Data entries
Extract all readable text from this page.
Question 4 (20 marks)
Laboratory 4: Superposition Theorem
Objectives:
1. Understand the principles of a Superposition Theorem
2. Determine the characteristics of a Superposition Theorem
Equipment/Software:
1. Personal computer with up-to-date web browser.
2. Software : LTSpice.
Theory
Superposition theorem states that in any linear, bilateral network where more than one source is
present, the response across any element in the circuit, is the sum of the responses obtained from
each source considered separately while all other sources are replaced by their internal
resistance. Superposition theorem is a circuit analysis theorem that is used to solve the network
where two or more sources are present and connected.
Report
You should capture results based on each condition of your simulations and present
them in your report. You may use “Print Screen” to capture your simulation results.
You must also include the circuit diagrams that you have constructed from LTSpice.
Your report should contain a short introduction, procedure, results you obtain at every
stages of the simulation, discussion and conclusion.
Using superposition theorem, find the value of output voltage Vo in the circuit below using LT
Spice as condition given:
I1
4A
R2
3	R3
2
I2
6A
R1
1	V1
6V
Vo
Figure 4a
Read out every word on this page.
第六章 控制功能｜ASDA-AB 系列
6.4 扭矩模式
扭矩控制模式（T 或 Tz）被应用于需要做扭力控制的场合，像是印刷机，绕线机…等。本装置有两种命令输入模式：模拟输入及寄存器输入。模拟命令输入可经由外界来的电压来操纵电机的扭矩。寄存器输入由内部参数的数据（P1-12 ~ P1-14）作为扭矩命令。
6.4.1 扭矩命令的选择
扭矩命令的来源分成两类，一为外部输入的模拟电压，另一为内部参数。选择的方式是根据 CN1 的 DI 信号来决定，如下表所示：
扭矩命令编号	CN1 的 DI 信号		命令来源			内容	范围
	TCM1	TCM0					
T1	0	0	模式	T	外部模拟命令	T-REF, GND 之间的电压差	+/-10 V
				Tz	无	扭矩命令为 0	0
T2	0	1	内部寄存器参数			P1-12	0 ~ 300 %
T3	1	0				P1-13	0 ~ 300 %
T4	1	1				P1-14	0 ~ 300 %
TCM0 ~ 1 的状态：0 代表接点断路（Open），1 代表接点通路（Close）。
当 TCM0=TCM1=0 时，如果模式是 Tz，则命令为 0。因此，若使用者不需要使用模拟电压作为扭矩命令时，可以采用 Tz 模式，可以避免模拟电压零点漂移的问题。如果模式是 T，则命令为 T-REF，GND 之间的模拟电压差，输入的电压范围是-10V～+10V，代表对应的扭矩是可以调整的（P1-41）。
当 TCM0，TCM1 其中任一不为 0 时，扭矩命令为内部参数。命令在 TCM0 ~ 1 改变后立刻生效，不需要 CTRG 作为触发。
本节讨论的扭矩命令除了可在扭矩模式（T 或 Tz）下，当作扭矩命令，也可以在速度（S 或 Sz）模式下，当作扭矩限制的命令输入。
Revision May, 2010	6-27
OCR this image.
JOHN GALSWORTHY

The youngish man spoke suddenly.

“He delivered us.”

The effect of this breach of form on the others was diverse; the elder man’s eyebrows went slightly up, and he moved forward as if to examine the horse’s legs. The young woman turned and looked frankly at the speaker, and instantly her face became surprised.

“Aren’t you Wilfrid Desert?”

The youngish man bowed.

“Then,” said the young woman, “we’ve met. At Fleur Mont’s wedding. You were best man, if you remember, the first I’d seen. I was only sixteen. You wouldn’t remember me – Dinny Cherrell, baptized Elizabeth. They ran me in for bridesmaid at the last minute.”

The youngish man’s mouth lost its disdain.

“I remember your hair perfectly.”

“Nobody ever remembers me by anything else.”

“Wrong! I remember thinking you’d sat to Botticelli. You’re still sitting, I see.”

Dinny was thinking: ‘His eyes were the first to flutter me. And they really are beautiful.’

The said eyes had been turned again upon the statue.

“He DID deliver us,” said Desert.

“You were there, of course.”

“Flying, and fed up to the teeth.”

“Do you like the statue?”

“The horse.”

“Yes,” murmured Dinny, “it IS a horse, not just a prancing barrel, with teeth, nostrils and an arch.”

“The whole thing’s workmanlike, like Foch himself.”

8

Brief
From the entries above, copy out every line where the string "teeth" appears.

Finished answer
“Flying, and fed up to the teeth.”
“Yes,” murmured Dinny, “it IS a horse, not just a prancing barrel, with teeth, nostrils and an arch.”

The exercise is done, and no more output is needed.